[Prompt 1] Summarize the Horror of Philosophy page in two sentences.
[Prompt 2] Continue the Horror of Philosophy page, picking up after its closing sentence about the trilogy's three volumes.

[Page extract]
::::

Horror of Philosophy
3 primary works
Book 1
"Thacker's discourse on the intersection of horror and philosophy is utterly original and utterly captivating..." Thomas Ligotti, author of The Conspiracy Against the Human Race The world is increasingly unthinkable, a world of planetary disasters, emerging pandemics, and the looming threat of extinction. In this book Eugene Thacker suggests that we look to the genre of horror as offering a way of thinking about the unthinkable world. To confront this idea is to confront the limit of our ability to understand the world in which we live - a central motif of the horror genre. In the Dust of This Planet explores these relationships between philosophy and horror. In Thacker's hands, philosophy is not academic logic-chopping; instead, it is the thought of the limit of all thought, especially as it dovetails into occultism, demonology, and mysticism. Likewise, Thacker takes horror to mean something beyond the focus on gore and scare tactics, but as the under-appreciated genre of supernatural horror in fiction, film, comics, and music.
Book 2
Could it be that the more we know about the world, the less we understand it? Could it be that, while everything has been explained, nothing has meaning? Extending the ideas presented in his book In The Dust of This Planet, Eugene Thacker explores these and other issues in Starry Speculative Corpse. But instead of using philosophy to define or to explain the horror genre, Thacker reads works of philosophy as if they were horror stories themselves, revealing a rift between human beings and the unhuman world of which they are part. Along the way we see philosophers grappling with demons, struggling with doubt, and wrestling with an indifferent cosmos. At the center of it all is the philosophical drama of the human being confronting its own limits. Not a philosophy of horror, but a horror of philosophy. Thought that stumbles over itself, as if at the edge of an abyss. Starry Speculative Corpse is the second volume of the "Horror of Philosophy" trilogy, together with the first volume, In The Dust of This Planet, and the third volume, Tentacles Longer Than Night.

::::

[Extracted material]
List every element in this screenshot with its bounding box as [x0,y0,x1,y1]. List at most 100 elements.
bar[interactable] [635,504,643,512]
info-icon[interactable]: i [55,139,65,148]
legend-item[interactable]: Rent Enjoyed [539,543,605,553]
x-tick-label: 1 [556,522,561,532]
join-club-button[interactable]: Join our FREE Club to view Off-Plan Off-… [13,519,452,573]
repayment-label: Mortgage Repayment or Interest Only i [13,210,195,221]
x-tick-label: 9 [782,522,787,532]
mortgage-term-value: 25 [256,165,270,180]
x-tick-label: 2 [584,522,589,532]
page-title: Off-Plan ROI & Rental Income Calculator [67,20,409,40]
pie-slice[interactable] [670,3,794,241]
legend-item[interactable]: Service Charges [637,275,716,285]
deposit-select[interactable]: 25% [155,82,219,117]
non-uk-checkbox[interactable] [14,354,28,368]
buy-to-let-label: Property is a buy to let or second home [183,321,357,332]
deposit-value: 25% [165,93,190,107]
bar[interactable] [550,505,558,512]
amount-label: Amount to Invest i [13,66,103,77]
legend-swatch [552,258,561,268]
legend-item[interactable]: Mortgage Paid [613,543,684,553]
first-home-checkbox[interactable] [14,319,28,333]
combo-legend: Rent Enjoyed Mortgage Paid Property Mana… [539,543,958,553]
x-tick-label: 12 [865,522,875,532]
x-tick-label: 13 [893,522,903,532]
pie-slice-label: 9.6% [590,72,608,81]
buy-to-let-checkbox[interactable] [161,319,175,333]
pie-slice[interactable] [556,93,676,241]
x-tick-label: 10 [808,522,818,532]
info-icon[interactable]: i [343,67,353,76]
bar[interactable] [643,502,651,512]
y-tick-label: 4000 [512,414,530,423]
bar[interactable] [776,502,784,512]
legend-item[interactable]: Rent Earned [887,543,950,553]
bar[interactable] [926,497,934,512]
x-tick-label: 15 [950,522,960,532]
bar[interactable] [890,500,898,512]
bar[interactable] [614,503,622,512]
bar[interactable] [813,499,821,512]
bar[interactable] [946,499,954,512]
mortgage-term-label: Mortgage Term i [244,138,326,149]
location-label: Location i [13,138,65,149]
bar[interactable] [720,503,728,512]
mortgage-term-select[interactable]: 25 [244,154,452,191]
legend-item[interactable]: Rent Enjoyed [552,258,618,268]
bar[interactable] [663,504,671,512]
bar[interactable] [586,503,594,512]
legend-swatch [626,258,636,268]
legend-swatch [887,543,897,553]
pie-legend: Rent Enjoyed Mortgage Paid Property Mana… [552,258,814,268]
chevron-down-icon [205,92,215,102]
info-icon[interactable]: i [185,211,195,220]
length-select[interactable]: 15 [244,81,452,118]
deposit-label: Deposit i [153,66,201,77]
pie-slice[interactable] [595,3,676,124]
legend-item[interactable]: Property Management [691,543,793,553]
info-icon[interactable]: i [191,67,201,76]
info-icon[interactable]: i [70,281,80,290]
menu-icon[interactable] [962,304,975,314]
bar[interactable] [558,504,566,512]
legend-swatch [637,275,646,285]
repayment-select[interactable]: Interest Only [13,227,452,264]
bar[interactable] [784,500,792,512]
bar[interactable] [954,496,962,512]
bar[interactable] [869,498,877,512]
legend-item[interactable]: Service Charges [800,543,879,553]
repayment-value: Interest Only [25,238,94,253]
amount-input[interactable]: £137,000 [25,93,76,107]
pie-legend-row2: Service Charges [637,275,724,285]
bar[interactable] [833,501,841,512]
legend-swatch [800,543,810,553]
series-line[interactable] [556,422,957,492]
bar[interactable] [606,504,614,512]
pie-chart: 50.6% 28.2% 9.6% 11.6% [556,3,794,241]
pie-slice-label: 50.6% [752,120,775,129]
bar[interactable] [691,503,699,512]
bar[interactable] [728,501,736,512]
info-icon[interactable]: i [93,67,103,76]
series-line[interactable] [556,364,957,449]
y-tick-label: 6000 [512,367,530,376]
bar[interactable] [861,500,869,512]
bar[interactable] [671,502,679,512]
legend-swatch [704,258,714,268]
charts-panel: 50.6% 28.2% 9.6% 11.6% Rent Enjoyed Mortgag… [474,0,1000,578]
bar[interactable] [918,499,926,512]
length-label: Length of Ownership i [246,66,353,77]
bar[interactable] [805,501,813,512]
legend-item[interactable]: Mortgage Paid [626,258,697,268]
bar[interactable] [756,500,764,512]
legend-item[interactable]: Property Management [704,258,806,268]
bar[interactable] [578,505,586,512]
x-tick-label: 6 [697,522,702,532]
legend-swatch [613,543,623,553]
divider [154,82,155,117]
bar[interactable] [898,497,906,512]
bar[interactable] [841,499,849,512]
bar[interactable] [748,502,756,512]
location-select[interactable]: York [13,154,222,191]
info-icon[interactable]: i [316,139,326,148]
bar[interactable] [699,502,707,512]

::::

[Response box 1] The page presents the first two books of Eugene Thacker's "Horror of Philosophy" trilogy. In the Dust of This Planet proposes supernatural horror as a way of thinking about an increasingly unthinkable world, and Starry Speculative Corpse reads works of philosophy as if they were horror stories themselves, with Tentacles Longer Than Night named as the third volume.

[Response box 2]
Book 3
Our contemporary horror stories are written in a world where there seems little faith, lost hope, and no salvation. All that remains is the fragmentary and occasionally lyrical testimony of the human being struggling to confront its lack of reason for being in the vast cosmos. This is the terrain of the horror genre. Eugene Thacker explores this situation in Tentacles Longer Than Night. Extending the ideas presented in his book In The Dust of This Planet, Thacker considers the relationship between philosophy and the horror genre. But instead of taking fiction as the mere illustration of ideas, Thacker reads horror stories as if they themselves were works of philosophy, driven by a speculative urge to question human knowledge and the human-centric view of the world, ultimately leading to the limit of the human-thought undermining itself, in thought. Tentacles Longer Than Night is the third volume of the "Horror of Philosophy" trilogy, together with the first volume, In The Dust of This Planet, and the second volume, Starry Speculative Corpse.